Exercise details: Write the material out again in full, word for word. Do not include the pictures.
___ Records supplied ___
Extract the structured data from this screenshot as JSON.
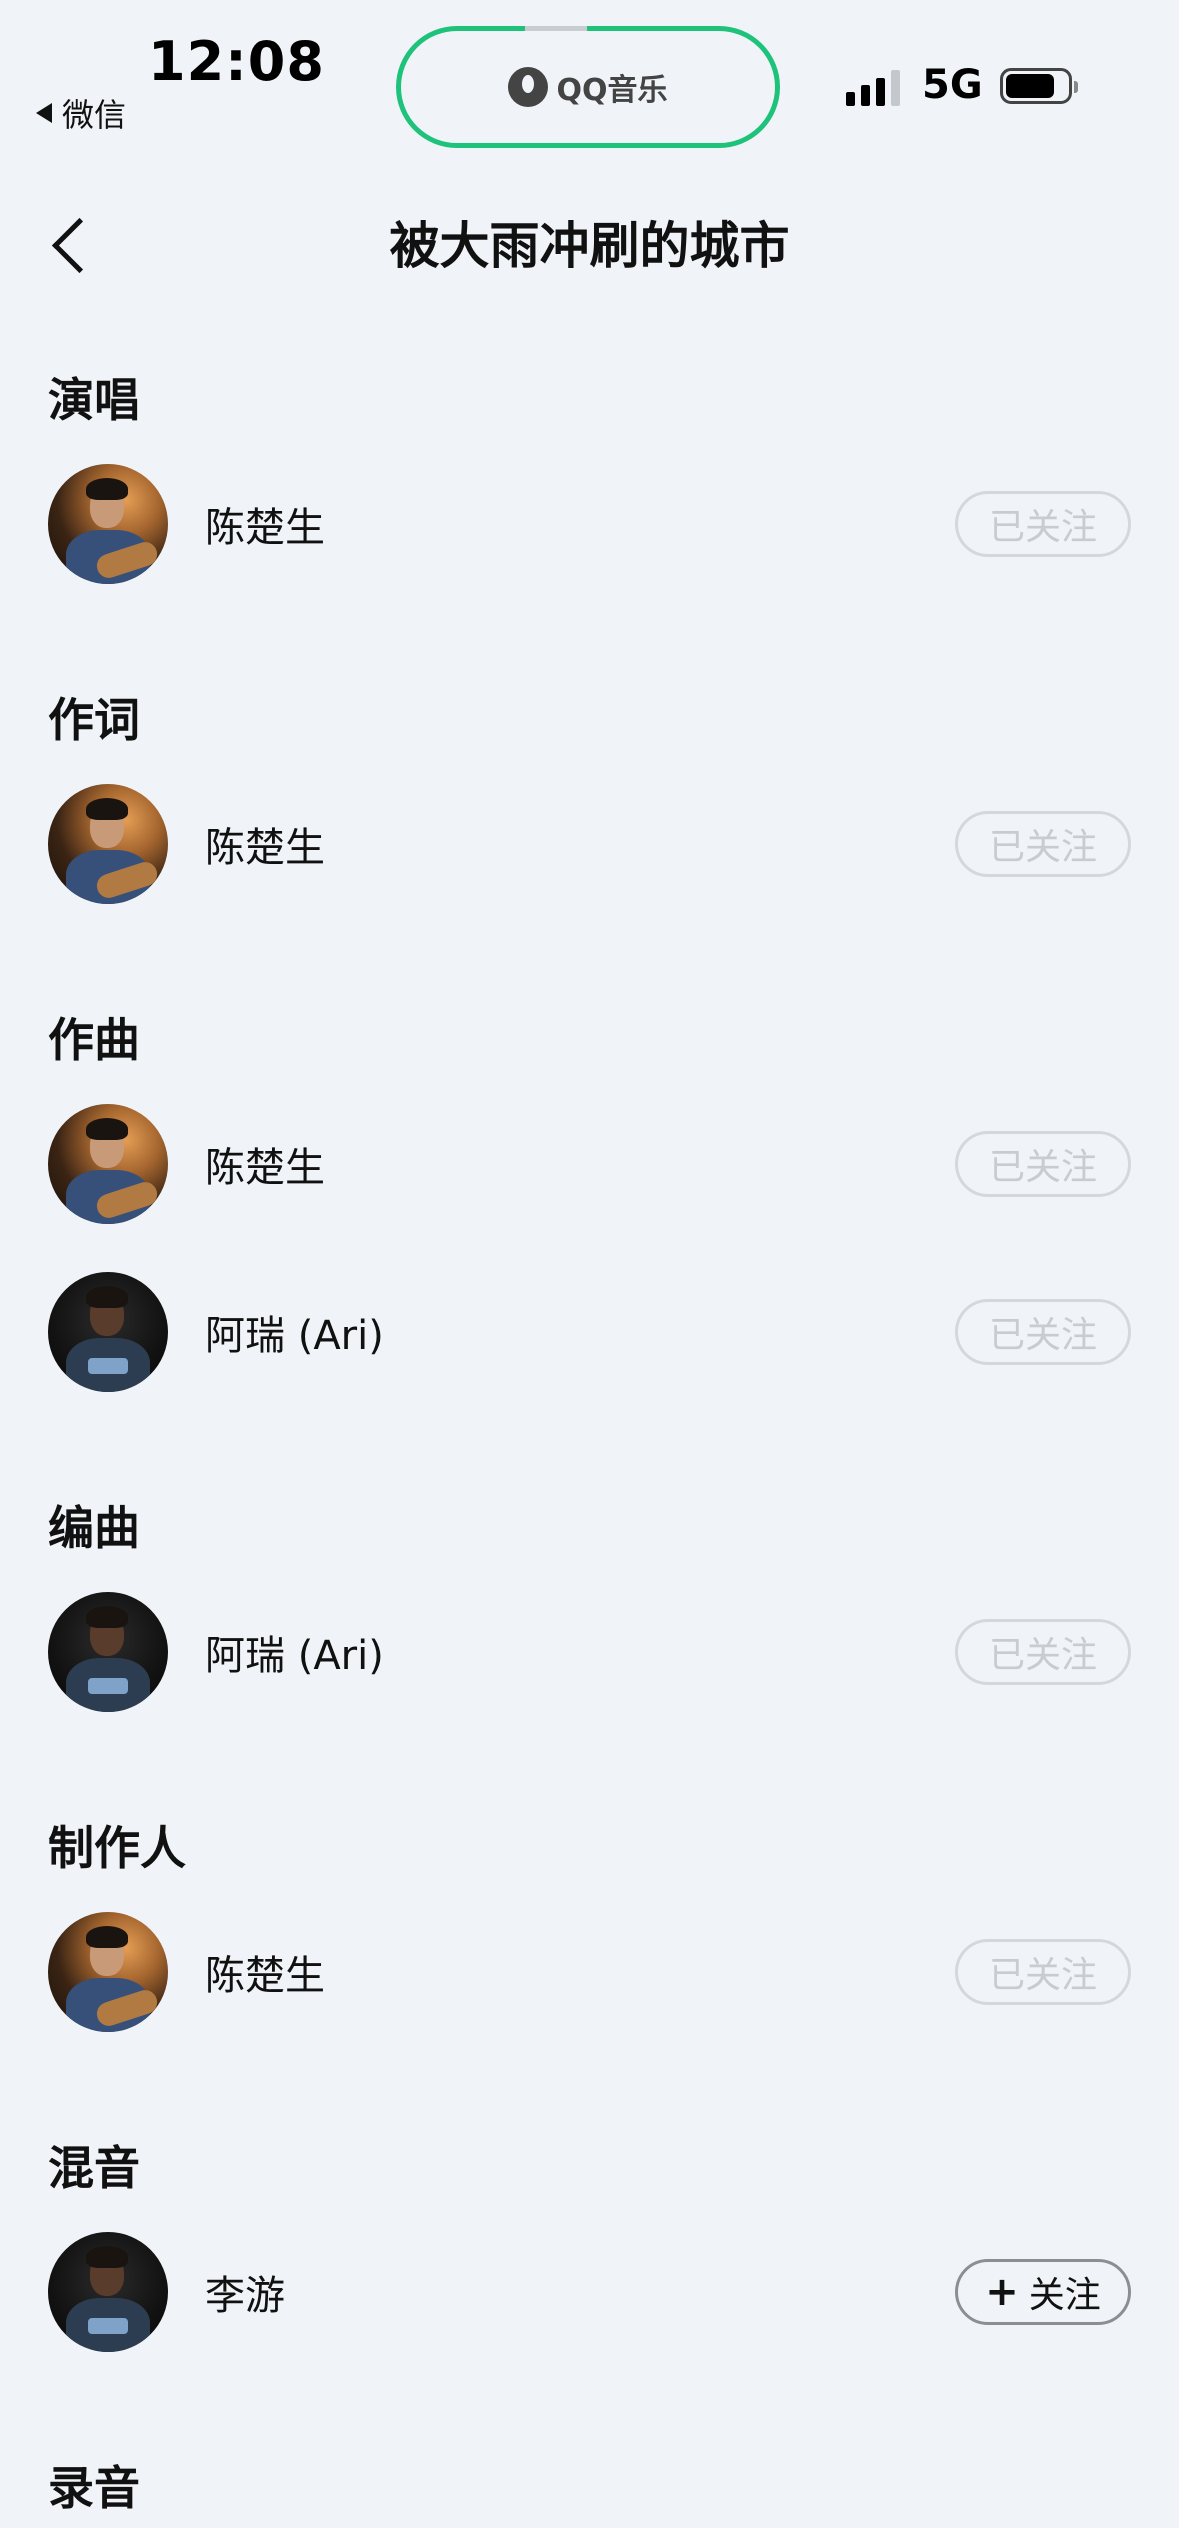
{
  "status_bar": {
    "time": "12:08",
    "back_app": "微信",
    "island_app": "QQ音乐",
    "network": "5G"
  },
  "nav": {
    "title": "被大雨冲刷的城市"
  },
  "sections": [
    {
      "title": "演唱",
      "people": [
        {
          "name": "陈楚生",
          "button": "已关注",
          "following": true
        }
      ]
    },
    {
      "title": "作词",
      "people": [
        {
          "name": "陈楚生",
          "button": "已关注",
          "following": true
        }
      ]
    },
    {
      "title": "作曲",
      "people": [
        {
          "name": "陈楚生",
          "button": "已关注",
          "following": true
        },
        {
          "name": "阿瑞 (Ari)",
          "button": "已关注",
          "following": true
        }
      ]
    },
    {
      "title": "编曲",
      "people": [
        {
          "name": "阿瑞 (Ari)",
          "button": "已关注",
          "following": true
        }
      ]
    },
    {
      "title": "制作人",
      "people": [
        {
          "name": "陈楚生",
          "button": "已关注",
          "following": true
        }
      ]
    },
    {
      "title": "混音",
      "people": [
        {
          "name": "李游",
          "button": "关注",
          "following": false
        }
      ]
    },
    {
      "title": "录音",
      "people": []
    }
  ],
  "colors": {
    "background": "#f0f4f8",
    "accent": "#1ec27a",
    "followed_border": "#d4d8de",
    "followed_text": "#c8ccd2"
  }
}
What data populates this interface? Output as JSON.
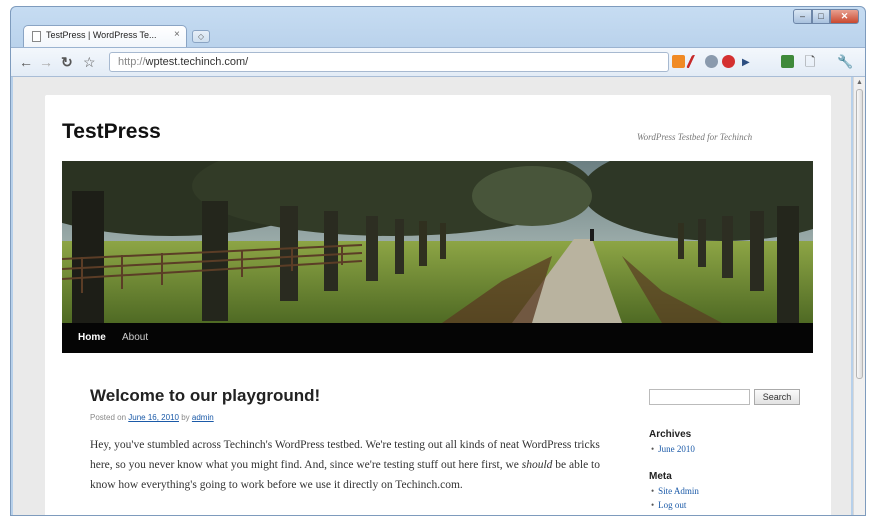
{
  "browser": {
    "tab_title": "TestPress | WordPress Te...",
    "tab_close": "×",
    "url_protocol": "http://",
    "url_host": "wptest.techinch.com/"
  },
  "site": {
    "title": "TestPress",
    "description": "WordPress Testbed for Techinch"
  },
  "menu": {
    "items": [
      "Home",
      "About"
    ]
  },
  "post": {
    "title": "Welcome to our playground!",
    "posted_on_label": "Posted on",
    "date": "June 16, 2010",
    "by_label": "by",
    "author": "admin",
    "body_before": "Hey, you've stumbled across Techinch's WordPress testbed.  We're testing out all kinds of neat WordPress tricks here, so you never know what you might find.  And, since we're testing stuff out here first, we ",
    "body_emph": "should",
    "body_after": " be able to know how everything's going to work before we use it directly on Techinch.com."
  },
  "sidebar": {
    "search_button": "Search",
    "archives_title": "Archives",
    "archives_items": [
      "June 2010"
    ],
    "meta_title": "Meta",
    "meta_items": [
      "Site Admin",
      "Log out"
    ]
  },
  "colors": {
    "menu_bg": "#050505",
    "link": "#1b5aa8",
    "chrome_frame": "#b7d0ea"
  }
}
___
Final result:
Extract the structured data from this screenshot as JSON.
{
  "status_bar": {
    "time": "12:08",
    "back_app": "微信",
    "island_app": "QQ音乐",
    "network": "5G"
  },
  "nav": {
    "title": "被大雨冲刷的城市"
  },
  "sections": [
    {
      "title": "演唱",
      "people": [
        {
          "name": "陈楚生",
          "button": "已关注",
          "following": true
        }
      ]
    },
    {
      "title": "作词",
      "people": [
        {
          "name": "陈楚生",
          "button": "已关注",
          "following": true
        }
      ]
    },
    {
      "title": "作曲",
      "people": [
        {
          "name": "陈楚生",
          "button": "已关注",
          "following": true
        },
        {
          "name": "阿瑞 (Ari)",
          "button": "已关注",
          "following": true
        }
      ]
    },
    {
      "title": "编曲",
      "people": [
        {
          "name": "阿瑞 (Ari)",
          "button": "已关注",
          "following": true
        }
      ]
    },
    {
      "title": "制作人",
      "people": [
        {
          "name": "陈楚生",
          "button": "已关注",
          "following": true
        }
      ]
    },
    {
      "title": "混音",
      "people": [
        {
          "name": "李游",
          "button": "关注",
          "following": false
        }
      ]
    },
    {
      "title": "录音",
      "people": []
    }
  ],
  "colors": {
    "background": "#f0f4f8",
    "accent": "#1ec27a",
    "followed_border": "#d4d8de",
    "followed_text": "#c8ccd2"
  }
}
What data populates this interface? Output as JSON.
{
  "browser": {
    "tab_title": "TestPress | WordPress Te...",
    "tab_close": "×",
    "url_protocol": "http://",
    "url_host": "wptest.techinch.com/"
  },
  "site": {
    "title": "TestPress",
    "description": "WordPress Testbed for Techinch"
  },
  "menu": {
    "items": [
      "Home",
      "About"
    ]
  },
  "post": {
    "title": "Welcome to our playground!",
    "posted_on_label": "Posted on",
    "date": "June 16, 2010",
    "by_label": "by",
    "author": "admin",
    "body_before": "Hey, you've stumbled across Techinch's WordPress testbed.  We're testing out all kinds of neat WordPress tricks here, so you never know what you might find.  And, since we're testing stuff out here first, we ",
    "body_emph": "should",
    "body_after": " be able to know how everything's going to work before we use it directly on Techinch.com."
  },
  "sidebar": {
    "search_button": "Search",
    "archives_title": "Archives",
    "archives_items": [
      "June 2010"
    ],
    "meta_title": "Meta",
    "meta_items": [
      "Site Admin",
      "Log out"
    ]
  },
  "colors": {
    "menu_bg": "#050505",
    "link": "#1b5aa8",
    "chrome_frame": "#b7d0ea"
  }
}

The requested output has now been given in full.